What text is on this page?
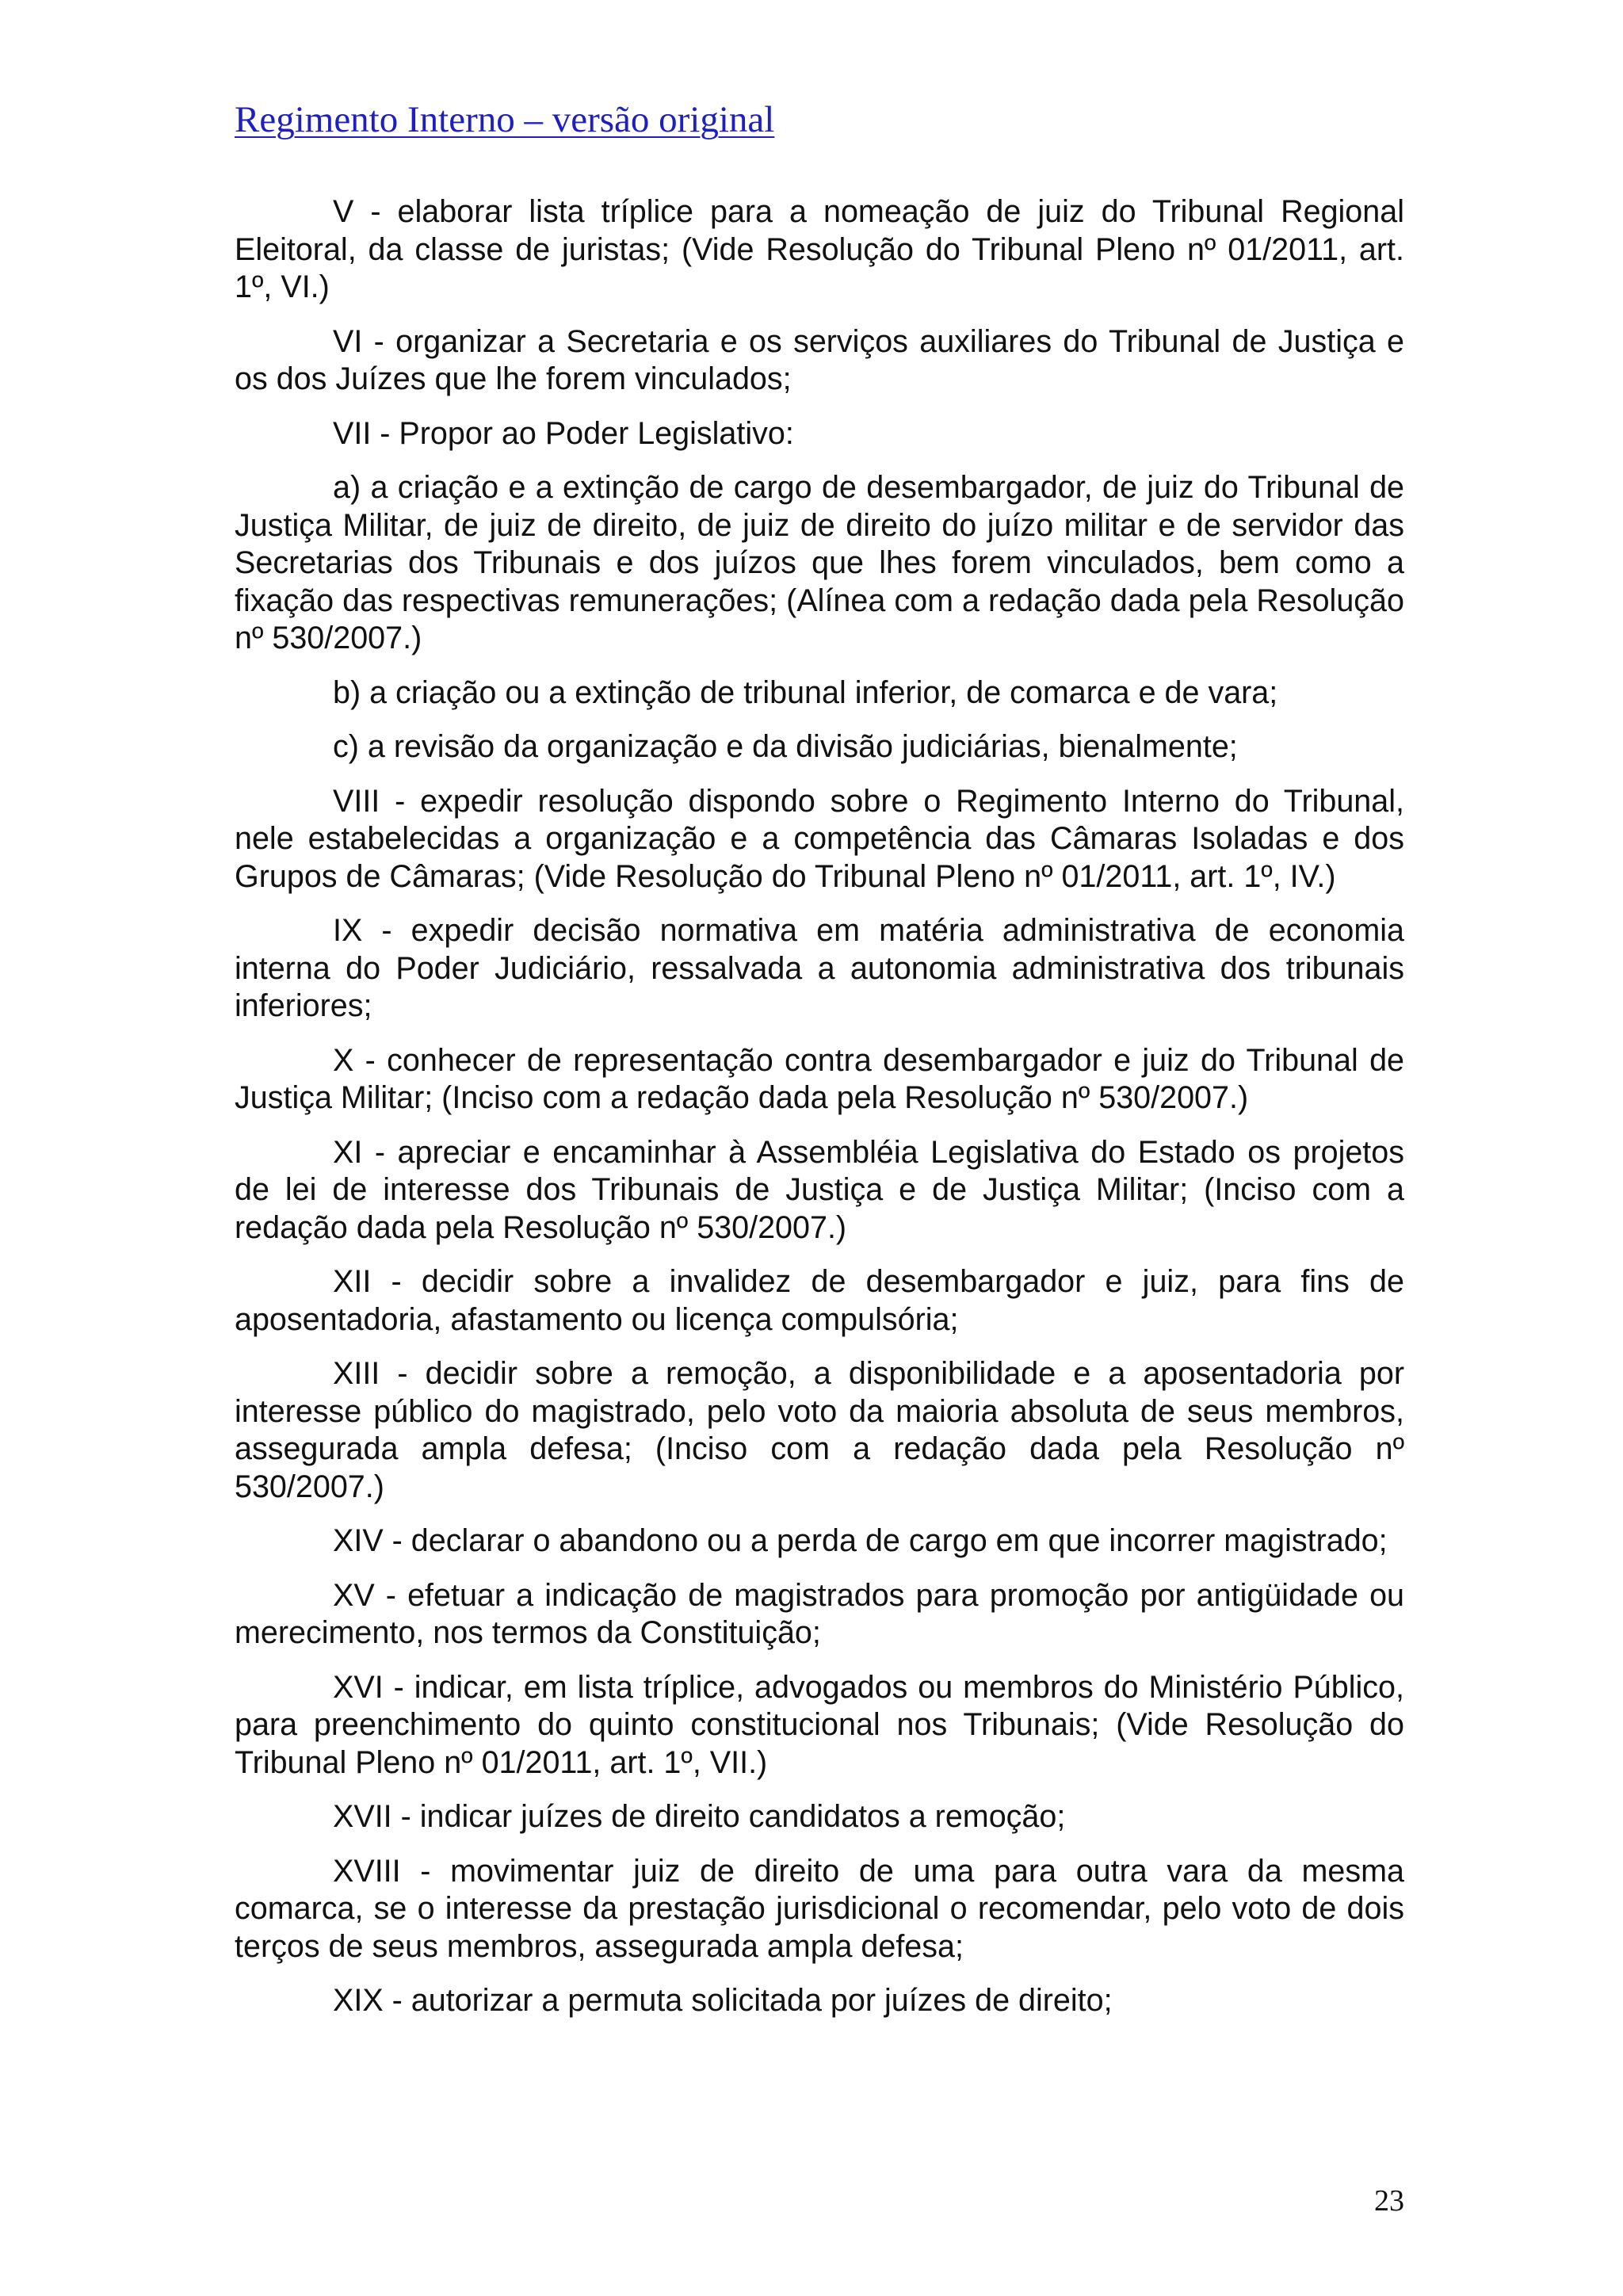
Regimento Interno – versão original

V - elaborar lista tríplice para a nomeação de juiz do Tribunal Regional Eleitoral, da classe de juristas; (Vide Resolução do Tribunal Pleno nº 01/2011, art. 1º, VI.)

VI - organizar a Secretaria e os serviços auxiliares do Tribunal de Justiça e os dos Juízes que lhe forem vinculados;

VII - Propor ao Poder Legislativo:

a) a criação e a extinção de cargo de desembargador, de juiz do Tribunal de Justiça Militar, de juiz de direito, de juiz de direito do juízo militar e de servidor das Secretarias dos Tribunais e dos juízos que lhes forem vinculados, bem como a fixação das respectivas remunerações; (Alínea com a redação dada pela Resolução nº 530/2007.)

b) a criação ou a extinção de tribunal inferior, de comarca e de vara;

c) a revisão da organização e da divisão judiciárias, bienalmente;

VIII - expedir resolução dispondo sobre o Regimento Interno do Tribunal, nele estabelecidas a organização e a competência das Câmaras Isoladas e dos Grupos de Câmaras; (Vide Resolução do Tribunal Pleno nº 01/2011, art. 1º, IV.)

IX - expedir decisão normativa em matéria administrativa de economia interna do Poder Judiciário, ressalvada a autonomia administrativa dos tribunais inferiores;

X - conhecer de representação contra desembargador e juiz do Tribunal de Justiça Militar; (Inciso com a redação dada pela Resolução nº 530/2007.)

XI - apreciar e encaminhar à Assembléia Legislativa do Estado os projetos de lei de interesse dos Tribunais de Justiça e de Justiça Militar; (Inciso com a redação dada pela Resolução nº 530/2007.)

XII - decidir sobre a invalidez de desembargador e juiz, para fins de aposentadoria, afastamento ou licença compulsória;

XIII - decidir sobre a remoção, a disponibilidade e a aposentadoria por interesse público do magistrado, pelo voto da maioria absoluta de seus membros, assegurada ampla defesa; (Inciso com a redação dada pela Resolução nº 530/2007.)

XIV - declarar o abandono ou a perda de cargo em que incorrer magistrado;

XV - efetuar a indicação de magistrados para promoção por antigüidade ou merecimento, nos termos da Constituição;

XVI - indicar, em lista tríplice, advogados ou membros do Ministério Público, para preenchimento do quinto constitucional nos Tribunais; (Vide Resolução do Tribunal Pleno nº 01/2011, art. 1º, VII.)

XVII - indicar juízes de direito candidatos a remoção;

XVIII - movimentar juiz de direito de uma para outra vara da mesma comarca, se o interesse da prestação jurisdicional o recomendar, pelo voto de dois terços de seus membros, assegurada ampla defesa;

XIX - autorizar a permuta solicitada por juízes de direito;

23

_Challenge_
Reproduce each record from above exactly; pictures do not belong in the copy.

_Solution_
What text is on this page?
Regimento Interno – versão original

V - elaborar lista tríplice para a nomeação de juiz do Tribunal Regional Eleitoral, da classe de juristas; (Vide Resolução do Tribunal Pleno nº 01/2011, art. 1º, VI.)

VI - organizar a Secretaria e os serviços auxiliares do Tribunal de Justiça e os dos Juízes que lhe forem vinculados;

VII - Propor ao Poder Legislativo:

a) a criação e a extinção de cargo de desembargador, de juiz do Tribunal de Justiça Militar, de juiz de direito, de juiz de direito do juízo militar e de servidor das Secretarias dos Tribunais e dos juízos que lhes forem vinculados, bem como a fixação das respectivas remunerações; (Alínea com a redação dada pela Resolução nº 530/2007.)

b) a criação ou a extinção de tribunal inferior, de comarca e de vara;

c) a revisão da organização e da divisão judiciárias, bienalmente;

VIII - expedir resolução dispondo sobre o Regimento Interno do Tribunal, nele estabelecidas a organização e a competência das Câmaras Isoladas e dos Grupos de Câmaras; (Vide Resolução do Tribunal Pleno nº 01/2011, art. 1º, IV.)

IX - expedir decisão normativa em matéria administrativa de economia interna do Poder Judiciário, ressalvada a autonomia administrativa dos tribunais inferiores;

X - conhecer de representação contra desembargador e juiz do Tribunal de Justiça Militar; (Inciso com a redação dada pela Resolução nº 530/2007.)

XI - apreciar e encaminhar à Assembléia Legislativa do Estado os projetos de lei de interesse dos Tribunais de Justiça e de Justiça Militar; (Inciso com a redação dada pela Resolução nº 530/2007.)

XII - decidir sobre a invalidez de desembargador e juiz, para fins de aposentadoria, afastamento ou licença compulsória;

XIII - decidir sobre a remoção, a disponibilidade e a aposentadoria por interesse público do magistrado, pelo voto da maioria absoluta de seus membros, assegurada ampla defesa; (Inciso com a redação dada pela Resolução nº 530/2007.)

XIV - declarar o abandono ou a perda de cargo em que incorrer magistrado;

XV - efetuar a indicação de magistrados para promoção por antigüidade ou merecimento, nos termos da Constituição;

XVI - indicar, em lista tríplice, advogados ou membros do Ministério Público, para preenchimento do quinto constitucional nos Tribunais; (Vide Resolução do Tribunal Pleno nº 01/2011, art. 1º, VII.)

XVII - indicar juízes de direito candidatos a remoção;

XVIII - movimentar juiz de direito de uma para outra vara da mesma comarca, se o interesse da prestação jurisdicional o recomendar, pelo voto de dois terços de seus membros, assegurada ampla defesa;

XIX - autorizar a permuta solicitada por juízes de direito;

23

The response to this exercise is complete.